__WRITTEN PROBLEM__
Please reproduce every record, keeping each one exactly as written.

Figure contents as structured data:

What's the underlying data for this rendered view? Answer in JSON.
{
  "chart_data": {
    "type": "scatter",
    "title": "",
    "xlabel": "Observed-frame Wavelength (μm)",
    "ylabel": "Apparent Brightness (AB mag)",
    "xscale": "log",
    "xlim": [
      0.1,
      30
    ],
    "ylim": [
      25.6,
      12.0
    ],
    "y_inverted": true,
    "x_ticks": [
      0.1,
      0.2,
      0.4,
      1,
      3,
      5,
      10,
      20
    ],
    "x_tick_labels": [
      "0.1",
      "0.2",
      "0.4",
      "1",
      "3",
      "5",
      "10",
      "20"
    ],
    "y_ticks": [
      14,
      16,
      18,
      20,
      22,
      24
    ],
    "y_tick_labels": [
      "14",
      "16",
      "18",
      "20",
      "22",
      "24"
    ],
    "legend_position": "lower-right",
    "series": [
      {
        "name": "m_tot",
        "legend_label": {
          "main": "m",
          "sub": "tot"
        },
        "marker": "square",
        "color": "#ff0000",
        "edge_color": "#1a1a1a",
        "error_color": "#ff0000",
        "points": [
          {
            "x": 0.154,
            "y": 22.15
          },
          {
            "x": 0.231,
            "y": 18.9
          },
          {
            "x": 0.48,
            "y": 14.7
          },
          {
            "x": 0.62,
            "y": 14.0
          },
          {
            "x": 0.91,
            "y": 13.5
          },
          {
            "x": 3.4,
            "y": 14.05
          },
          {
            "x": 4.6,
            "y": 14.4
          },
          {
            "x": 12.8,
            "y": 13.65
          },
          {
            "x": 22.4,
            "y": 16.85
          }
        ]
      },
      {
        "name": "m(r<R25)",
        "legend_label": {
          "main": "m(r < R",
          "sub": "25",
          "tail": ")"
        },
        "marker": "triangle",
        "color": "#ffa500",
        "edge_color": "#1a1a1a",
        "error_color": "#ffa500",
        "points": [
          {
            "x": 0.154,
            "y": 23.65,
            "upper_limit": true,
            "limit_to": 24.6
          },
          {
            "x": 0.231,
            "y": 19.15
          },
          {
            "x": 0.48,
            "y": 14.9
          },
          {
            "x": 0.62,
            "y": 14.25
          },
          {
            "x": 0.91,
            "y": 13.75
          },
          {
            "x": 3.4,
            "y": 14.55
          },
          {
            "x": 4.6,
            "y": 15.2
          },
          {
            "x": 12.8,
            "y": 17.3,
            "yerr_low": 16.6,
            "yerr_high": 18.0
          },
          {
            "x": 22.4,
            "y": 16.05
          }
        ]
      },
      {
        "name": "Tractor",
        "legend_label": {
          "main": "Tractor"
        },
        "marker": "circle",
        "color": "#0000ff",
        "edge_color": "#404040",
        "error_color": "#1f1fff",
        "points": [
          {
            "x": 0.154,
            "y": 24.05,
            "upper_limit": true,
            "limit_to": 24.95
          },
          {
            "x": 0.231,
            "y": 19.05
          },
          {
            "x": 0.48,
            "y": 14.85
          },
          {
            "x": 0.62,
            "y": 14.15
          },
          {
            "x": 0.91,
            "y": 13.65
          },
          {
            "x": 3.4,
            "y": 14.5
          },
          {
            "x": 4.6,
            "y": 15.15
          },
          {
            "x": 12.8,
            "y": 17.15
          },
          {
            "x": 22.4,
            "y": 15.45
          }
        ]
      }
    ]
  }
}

__WRITTEN RESPONSE__
What's the underlying data for this rendered view? Answer in JSON.
{
  "chart_data": {
    "type": "scatter",
    "title": "",
    "xlabel": "Observed-frame Wavelength (μm)",
    "ylabel": "Apparent Brightness (AB mag)",
    "xscale": "log",
    "xlim": [
      0.1,
      30
    ],
    "ylim": [
      25.6,
      12.0
    ],
    "y_inverted": true,
    "x_ticks": [
      0.1,
      0.2,
      0.4,
      1,
      3,
      5,
      10,
      20
    ],
    "x_tick_labels": [
      "0.1",
      "0.2",
      "0.4",
      "1",
      "3",
      "5",
      "10",
      "20"
    ],
    "y_ticks": [
      14,
      16,
      18,
      20,
      22,
      24
    ],
    "y_tick_labels": [
      "14",
      "16",
      "18",
      "20",
      "22",
      "24"
    ],
    "legend_position": "lower-right",
    "series": [
      {
        "name": "m_tot",
        "legend_label": {
          "main": "m",
          "sub": "tot"
        },
        "marker": "square",
        "color": "#ff0000",
        "edge_color": "#1a1a1a",
        "error_color": "#ff0000",
        "points": [
          {
            "x": 0.154,
            "y": 22.15
          },
          {
            "x": 0.231,
            "y": 18.9
          },
          {
            "x": 0.48,
            "y": 14.7
          },
          {
            "x": 0.62,
            "y": 14.0
          },
          {
            "x": 0.91,
            "y": 13.5
          },
          {
            "x": 3.4,
            "y": 14.05
          },
          {
            "x": 4.6,
            "y": 14.4
          },
          {
            "x": 12.8,
            "y": 13.65
          },
          {
            "x": 22.4,
            "y": 16.85
          }
        ]
      },
      {
        "name": "m(r<R25)",
        "legend_label": {
          "main": "m(r < R",
          "sub": "25",
          "tail": ")"
        },
        "marker": "triangle",
        "color": "#ffa500",
        "edge_color": "#1a1a1a",
        "error_color": "#ffa500",
        "points": [
          {
            "x": 0.154,
            "y": 23.65,
            "upper_limit": true,
            "limit_to": 24.6
          },
          {
            "x": 0.231,
            "y": 19.15
          },
          {
            "x": 0.48,
            "y": 14.9
          },
          {
            "x": 0.62,
            "y": 14.25
          },
          {
            "x": 0.91,
            "y": 13.75
          },
          {
            "x": 3.4,
            "y": 14.55
          },
          {
            "x": 4.6,
            "y": 15.2
          },
          {
            "x": 12.8,
            "y": 17.3,
            "yerr_low": 16.6,
            "yerr_high": 18.0
          },
          {
            "x": 22.4,
            "y": 16.05
          }
        ]
      },
      {
        "name": "Tractor",
        "legend_label": {
          "main": "Tractor"
        },
        "marker": "circle",
        "color": "#0000ff",
        "edge_color": "#404040",
        "error_color": "#1f1fff",
        "points": [
          {
            "x": 0.154,
            "y": 24.05,
            "upper_limit": true,
            "limit_to": 24.95
          },
          {
            "x": 0.231,
            "y": 19.05
          },
          {
            "x": 0.48,
            "y": 14.85
          },
          {
            "x": 0.62,
            "y": 14.15
          },
          {
            "x": 0.91,
            "y": 13.65
          },
          {
            "x": 3.4,
            "y": 14.5
          },
          {
            "x": 4.6,
            "y": 15.15
          },
          {
            "x": 12.8,
            "y": 17.15
          },
          {
            "x": 22.4,
            "y": 15.45
          }
        ]
      }
    ]
  }
}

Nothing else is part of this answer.